## DIRECTIONS:
Scan the lines below; pull out those with "color".

+++

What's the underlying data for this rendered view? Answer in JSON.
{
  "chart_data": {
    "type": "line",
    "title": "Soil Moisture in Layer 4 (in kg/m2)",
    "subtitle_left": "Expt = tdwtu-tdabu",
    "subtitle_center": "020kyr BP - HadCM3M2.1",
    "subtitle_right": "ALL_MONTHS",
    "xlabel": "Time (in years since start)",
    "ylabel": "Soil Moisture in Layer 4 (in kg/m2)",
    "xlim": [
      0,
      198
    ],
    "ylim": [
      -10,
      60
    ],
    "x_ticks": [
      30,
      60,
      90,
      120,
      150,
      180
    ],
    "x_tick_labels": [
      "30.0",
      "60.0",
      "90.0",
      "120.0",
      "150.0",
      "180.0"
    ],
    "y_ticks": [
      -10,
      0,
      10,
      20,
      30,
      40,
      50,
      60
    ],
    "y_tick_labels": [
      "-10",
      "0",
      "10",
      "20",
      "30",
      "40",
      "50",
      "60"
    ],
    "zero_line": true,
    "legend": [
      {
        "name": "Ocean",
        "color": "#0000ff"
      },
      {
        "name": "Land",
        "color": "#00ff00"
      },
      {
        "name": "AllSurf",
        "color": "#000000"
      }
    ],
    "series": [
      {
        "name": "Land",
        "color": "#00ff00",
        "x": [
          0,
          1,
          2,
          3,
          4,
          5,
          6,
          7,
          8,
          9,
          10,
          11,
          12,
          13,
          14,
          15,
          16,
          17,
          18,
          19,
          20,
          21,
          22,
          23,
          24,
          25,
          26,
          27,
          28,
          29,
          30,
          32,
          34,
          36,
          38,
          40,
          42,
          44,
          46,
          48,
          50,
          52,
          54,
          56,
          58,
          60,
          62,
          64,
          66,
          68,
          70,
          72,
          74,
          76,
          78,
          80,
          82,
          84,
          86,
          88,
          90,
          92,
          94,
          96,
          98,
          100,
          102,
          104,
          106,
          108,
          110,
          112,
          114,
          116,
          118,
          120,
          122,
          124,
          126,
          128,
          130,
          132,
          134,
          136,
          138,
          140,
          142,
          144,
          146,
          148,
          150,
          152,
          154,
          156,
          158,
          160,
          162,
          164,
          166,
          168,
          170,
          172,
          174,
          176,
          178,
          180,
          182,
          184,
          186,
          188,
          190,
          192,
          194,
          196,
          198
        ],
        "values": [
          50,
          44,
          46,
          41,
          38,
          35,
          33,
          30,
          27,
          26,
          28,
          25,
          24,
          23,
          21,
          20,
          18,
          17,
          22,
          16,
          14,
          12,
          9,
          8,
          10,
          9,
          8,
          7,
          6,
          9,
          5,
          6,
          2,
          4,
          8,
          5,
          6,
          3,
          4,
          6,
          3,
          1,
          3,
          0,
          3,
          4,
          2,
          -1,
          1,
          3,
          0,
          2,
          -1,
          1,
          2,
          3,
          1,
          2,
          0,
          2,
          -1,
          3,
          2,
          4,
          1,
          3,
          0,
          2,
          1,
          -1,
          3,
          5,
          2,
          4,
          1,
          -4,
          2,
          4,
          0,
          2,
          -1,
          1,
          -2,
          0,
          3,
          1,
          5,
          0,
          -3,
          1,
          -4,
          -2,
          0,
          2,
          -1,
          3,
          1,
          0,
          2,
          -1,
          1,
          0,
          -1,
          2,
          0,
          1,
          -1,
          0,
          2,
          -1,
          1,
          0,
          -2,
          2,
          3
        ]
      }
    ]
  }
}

+++

## ANSWER TO THIS PROBLEM:
        "color": "#0000ff"
        "color": "#00ff00"
        "color": "#000000"
        "color": "#00ff00",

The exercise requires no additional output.